▶ Directive
Using the entries that follow, state how many lines contain the word "color". The response is that number and nothing more.

▶ Records that describe figures
>>>

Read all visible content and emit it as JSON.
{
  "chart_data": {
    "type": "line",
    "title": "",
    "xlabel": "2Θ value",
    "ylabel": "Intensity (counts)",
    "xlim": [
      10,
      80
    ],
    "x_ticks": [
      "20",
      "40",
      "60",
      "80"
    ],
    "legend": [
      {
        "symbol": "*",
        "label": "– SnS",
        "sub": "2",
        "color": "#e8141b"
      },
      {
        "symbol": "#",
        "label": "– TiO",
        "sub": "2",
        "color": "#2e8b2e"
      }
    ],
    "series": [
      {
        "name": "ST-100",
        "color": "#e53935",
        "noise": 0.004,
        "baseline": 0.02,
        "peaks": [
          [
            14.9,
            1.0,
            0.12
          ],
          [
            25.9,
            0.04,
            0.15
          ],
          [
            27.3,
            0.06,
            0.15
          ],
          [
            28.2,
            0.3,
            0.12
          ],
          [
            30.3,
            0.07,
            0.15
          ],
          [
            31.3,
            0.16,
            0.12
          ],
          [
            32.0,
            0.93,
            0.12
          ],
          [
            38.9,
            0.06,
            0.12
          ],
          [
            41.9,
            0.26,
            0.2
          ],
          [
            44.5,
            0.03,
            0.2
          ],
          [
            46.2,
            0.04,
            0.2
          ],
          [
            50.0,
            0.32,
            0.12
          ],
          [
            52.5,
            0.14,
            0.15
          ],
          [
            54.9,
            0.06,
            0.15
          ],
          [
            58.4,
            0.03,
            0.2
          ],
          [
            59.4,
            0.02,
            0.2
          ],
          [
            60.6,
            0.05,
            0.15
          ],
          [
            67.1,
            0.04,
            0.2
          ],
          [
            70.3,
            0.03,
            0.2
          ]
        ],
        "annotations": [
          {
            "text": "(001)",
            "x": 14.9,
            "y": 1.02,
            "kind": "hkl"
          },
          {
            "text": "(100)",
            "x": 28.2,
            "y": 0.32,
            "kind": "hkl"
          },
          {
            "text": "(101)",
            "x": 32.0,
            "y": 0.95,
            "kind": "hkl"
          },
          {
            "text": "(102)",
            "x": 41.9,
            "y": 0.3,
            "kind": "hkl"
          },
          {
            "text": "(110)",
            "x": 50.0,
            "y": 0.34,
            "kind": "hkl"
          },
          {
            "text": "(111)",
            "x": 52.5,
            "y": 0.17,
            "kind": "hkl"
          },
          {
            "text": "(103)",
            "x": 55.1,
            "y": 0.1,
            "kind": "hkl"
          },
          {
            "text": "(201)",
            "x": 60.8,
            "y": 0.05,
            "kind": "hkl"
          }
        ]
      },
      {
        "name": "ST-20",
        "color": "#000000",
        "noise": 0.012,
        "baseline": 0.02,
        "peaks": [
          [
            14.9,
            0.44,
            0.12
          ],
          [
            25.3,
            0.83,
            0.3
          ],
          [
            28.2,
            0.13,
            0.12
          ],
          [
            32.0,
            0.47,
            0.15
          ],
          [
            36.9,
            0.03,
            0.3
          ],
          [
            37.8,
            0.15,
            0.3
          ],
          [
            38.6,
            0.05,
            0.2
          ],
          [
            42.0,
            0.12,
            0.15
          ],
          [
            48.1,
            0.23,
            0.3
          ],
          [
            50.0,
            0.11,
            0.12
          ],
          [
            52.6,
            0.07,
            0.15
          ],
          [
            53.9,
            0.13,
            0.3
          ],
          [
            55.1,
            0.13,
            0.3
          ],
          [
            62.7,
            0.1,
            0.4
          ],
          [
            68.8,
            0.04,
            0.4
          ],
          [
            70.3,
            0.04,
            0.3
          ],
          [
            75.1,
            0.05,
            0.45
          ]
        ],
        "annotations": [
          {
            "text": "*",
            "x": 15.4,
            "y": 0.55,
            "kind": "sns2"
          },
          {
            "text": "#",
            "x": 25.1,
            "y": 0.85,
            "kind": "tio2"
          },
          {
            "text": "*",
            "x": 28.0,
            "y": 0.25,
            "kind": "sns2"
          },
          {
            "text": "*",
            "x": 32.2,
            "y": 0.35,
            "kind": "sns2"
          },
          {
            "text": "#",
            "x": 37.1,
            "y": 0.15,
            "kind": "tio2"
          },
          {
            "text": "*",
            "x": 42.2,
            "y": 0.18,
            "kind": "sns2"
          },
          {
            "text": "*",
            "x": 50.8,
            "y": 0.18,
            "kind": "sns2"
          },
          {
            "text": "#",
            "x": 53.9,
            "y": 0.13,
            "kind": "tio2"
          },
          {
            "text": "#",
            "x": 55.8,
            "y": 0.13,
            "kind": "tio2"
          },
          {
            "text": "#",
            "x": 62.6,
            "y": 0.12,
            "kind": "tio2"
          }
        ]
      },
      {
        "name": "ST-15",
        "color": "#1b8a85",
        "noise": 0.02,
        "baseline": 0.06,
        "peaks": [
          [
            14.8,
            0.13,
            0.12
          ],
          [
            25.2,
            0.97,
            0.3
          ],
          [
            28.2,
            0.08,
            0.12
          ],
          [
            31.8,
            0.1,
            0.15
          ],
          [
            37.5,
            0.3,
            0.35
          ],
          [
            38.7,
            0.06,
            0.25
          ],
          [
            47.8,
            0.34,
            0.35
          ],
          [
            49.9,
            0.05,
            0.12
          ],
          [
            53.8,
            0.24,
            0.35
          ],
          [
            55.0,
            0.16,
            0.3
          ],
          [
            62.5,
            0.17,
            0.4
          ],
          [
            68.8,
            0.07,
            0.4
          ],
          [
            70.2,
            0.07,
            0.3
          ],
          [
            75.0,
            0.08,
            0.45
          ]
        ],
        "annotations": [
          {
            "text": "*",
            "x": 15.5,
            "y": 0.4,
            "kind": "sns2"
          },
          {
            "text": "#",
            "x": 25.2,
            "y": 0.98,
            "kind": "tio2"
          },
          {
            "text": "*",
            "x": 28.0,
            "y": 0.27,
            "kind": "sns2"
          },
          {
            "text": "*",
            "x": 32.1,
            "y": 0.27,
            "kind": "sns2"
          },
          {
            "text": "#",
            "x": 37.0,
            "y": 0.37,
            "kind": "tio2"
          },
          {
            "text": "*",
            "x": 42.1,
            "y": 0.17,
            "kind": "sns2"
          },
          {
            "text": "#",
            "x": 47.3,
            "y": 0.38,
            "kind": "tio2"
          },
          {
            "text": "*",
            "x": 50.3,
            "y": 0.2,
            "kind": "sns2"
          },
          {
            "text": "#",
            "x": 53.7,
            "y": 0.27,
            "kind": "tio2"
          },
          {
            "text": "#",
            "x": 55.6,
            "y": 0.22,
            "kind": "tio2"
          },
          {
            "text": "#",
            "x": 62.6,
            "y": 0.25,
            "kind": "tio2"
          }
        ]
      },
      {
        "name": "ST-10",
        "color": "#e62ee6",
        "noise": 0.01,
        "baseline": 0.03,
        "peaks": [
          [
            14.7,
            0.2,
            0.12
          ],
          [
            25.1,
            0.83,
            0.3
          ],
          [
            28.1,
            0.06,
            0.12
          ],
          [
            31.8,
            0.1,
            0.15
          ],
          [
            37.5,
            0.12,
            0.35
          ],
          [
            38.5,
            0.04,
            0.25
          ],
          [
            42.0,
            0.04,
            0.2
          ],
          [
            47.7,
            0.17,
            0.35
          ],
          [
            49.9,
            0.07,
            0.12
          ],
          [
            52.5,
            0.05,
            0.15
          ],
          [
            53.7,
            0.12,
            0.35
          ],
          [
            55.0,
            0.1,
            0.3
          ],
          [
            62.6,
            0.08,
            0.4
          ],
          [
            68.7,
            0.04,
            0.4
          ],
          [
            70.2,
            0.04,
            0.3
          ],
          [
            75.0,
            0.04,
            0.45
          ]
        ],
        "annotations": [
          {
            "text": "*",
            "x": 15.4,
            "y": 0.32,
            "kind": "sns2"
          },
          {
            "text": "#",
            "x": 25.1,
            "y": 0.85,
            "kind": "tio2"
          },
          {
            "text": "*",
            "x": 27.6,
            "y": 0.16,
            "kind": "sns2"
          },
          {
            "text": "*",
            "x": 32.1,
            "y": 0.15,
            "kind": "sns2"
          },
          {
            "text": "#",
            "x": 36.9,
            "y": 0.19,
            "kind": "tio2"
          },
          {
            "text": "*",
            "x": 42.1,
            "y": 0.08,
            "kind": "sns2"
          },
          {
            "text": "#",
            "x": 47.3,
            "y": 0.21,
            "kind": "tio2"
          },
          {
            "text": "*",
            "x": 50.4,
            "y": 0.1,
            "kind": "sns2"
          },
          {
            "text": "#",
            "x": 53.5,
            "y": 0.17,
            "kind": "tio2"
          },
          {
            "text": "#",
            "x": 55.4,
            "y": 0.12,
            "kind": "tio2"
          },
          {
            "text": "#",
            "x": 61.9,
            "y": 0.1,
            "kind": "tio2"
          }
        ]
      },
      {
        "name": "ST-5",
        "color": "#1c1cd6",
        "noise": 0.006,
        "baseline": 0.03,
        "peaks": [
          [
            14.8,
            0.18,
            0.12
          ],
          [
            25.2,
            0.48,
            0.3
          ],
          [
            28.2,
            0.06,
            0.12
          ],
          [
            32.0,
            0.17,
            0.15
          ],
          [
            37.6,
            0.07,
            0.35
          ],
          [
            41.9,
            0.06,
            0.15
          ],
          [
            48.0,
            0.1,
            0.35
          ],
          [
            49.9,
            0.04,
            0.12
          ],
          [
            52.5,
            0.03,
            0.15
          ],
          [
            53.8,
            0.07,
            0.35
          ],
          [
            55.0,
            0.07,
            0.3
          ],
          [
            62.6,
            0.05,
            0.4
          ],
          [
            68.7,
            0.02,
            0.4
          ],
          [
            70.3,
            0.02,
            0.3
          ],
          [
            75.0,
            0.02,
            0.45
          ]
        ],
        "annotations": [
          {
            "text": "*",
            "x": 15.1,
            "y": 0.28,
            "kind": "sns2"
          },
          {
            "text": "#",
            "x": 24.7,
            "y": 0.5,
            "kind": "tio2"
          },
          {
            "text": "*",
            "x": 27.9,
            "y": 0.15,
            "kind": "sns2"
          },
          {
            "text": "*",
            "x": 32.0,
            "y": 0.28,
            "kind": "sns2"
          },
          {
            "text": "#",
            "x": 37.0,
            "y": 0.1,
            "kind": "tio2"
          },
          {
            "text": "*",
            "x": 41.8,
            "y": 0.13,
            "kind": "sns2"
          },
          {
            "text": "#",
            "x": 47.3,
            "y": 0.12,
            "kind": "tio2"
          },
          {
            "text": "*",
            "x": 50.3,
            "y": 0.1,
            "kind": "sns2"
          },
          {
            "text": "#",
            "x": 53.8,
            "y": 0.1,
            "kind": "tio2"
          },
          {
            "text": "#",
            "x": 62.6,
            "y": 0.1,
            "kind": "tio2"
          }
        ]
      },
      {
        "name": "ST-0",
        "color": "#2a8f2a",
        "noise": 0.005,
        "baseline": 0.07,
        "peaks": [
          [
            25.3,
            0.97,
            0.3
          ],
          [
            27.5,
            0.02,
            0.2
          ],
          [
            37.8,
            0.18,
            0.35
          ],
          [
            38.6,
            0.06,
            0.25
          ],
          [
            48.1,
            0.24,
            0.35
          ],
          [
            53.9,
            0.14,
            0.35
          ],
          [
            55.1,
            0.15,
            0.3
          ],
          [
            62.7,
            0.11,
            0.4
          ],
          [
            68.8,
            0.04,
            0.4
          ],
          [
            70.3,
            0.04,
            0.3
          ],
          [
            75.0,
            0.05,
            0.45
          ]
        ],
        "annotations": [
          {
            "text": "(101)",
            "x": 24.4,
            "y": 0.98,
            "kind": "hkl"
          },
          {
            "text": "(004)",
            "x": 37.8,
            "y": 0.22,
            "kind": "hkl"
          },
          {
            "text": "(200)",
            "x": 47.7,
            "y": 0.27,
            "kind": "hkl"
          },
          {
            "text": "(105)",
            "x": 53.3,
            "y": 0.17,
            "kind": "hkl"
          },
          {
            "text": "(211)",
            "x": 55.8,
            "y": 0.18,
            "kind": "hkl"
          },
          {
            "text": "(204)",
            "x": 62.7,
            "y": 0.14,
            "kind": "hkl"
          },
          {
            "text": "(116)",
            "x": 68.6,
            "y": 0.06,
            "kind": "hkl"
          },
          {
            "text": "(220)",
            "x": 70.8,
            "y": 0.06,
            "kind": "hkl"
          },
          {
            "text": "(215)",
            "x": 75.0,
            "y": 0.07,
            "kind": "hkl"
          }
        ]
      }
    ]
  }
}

<<<

▶ Result
8